- Task objective:
Below are some records: retype them all exactly, but not the pictures.

- Information shown:
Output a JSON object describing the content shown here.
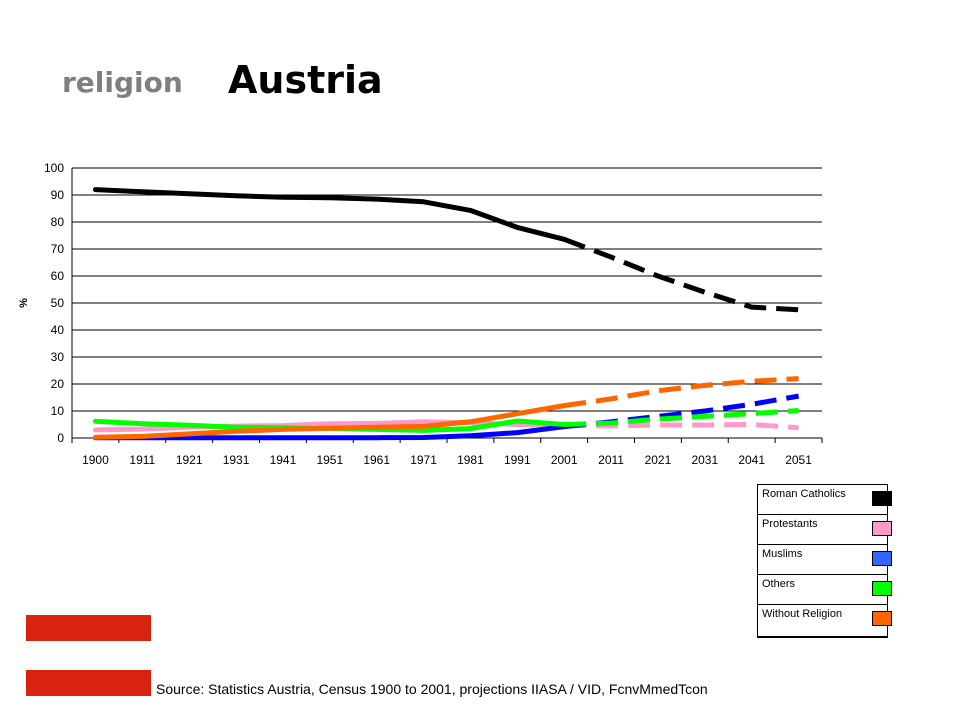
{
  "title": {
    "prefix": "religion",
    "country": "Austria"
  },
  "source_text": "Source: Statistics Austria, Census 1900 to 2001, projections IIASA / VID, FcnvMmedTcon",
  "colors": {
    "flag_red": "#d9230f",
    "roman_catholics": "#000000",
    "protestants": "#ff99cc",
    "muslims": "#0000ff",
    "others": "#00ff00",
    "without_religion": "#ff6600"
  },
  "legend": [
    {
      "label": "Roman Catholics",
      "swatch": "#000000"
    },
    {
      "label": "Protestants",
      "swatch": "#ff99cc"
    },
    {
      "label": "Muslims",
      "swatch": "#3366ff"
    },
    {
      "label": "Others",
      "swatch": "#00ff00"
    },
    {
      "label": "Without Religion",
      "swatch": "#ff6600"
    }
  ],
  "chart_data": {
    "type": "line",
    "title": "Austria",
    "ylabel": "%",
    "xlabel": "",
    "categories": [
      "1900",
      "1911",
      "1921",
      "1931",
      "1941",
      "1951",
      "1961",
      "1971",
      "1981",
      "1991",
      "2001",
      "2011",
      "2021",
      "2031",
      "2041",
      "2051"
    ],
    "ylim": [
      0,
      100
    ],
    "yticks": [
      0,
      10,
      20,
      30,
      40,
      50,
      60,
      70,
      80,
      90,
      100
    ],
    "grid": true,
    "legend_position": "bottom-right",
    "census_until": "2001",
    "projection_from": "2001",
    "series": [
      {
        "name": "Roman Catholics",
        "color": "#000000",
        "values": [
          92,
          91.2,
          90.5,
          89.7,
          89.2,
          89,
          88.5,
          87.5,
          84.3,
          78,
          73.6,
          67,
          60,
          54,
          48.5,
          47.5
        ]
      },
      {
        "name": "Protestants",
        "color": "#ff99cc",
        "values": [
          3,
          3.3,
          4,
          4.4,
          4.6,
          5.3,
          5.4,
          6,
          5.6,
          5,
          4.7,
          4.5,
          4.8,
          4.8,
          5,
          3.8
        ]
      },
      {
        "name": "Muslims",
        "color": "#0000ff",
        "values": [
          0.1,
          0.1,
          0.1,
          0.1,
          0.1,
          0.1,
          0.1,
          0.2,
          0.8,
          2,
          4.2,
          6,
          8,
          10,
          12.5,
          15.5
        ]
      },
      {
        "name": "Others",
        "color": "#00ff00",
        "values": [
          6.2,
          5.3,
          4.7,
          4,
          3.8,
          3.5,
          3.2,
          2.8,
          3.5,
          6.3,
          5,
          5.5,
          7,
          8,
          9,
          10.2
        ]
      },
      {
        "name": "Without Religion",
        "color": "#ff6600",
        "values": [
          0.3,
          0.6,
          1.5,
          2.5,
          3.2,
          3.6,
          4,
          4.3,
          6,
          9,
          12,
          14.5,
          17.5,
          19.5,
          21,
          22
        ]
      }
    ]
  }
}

- Response:
Output a JSON object describing the content shown here.
{
  "title": {
    "prefix": "religion",
    "country": "Austria"
  },
  "source_text": "Source: Statistics Austria, Census 1900 to 2001, projections IIASA / VID, FcnvMmedTcon",
  "colors": {
    "flag_red": "#d9230f",
    "roman_catholics": "#000000",
    "protestants": "#ff99cc",
    "muslims": "#0000ff",
    "others": "#00ff00",
    "without_religion": "#ff6600"
  },
  "legend": [
    {
      "label": "Roman Catholics",
      "swatch": "#000000"
    },
    {
      "label": "Protestants",
      "swatch": "#ff99cc"
    },
    {
      "label": "Muslims",
      "swatch": "#3366ff"
    },
    {
      "label": "Others",
      "swatch": "#00ff00"
    },
    {
      "label": "Without Religion",
      "swatch": "#ff6600"
    }
  ],
  "chart_data": {
    "type": "line",
    "title": "Austria",
    "ylabel": "%",
    "xlabel": "",
    "categories": [
      "1900",
      "1911",
      "1921",
      "1931",
      "1941",
      "1951",
      "1961",
      "1971",
      "1981",
      "1991",
      "2001",
      "2011",
      "2021",
      "2031",
      "2041",
      "2051"
    ],
    "ylim": [
      0,
      100
    ],
    "yticks": [
      0,
      10,
      20,
      30,
      40,
      50,
      60,
      70,
      80,
      90,
      100
    ],
    "grid": true,
    "legend_position": "bottom-right",
    "census_until": "2001",
    "projection_from": "2001",
    "series": [
      {
        "name": "Roman Catholics",
        "color": "#000000",
        "values": [
          92,
          91.2,
          90.5,
          89.7,
          89.2,
          89,
          88.5,
          87.5,
          84.3,
          78,
          73.6,
          67,
          60,
          54,
          48.5,
          47.5
        ]
      },
      {
        "name": "Protestants",
        "color": "#ff99cc",
        "values": [
          3,
          3.3,
          4,
          4.4,
          4.6,
          5.3,
          5.4,
          6,
          5.6,
          5,
          4.7,
          4.5,
          4.8,
          4.8,
          5,
          3.8
        ]
      },
      {
        "name": "Muslims",
        "color": "#0000ff",
        "values": [
          0.1,
          0.1,
          0.1,
          0.1,
          0.1,
          0.1,
          0.1,
          0.2,
          0.8,
          2,
          4.2,
          6,
          8,
          10,
          12.5,
          15.5
        ]
      },
      {
        "name": "Others",
        "color": "#00ff00",
        "values": [
          6.2,
          5.3,
          4.7,
          4,
          3.8,
          3.5,
          3.2,
          2.8,
          3.5,
          6.3,
          5,
          5.5,
          7,
          8,
          9,
          10.2
        ]
      },
      {
        "name": "Without Religion",
        "color": "#ff6600",
        "values": [
          0.3,
          0.6,
          1.5,
          2.5,
          3.2,
          3.6,
          4,
          4.3,
          6,
          9,
          12,
          14.5,
          17.5,
          19.5,
          21,
          22
        ]
      }
    ]
  }
}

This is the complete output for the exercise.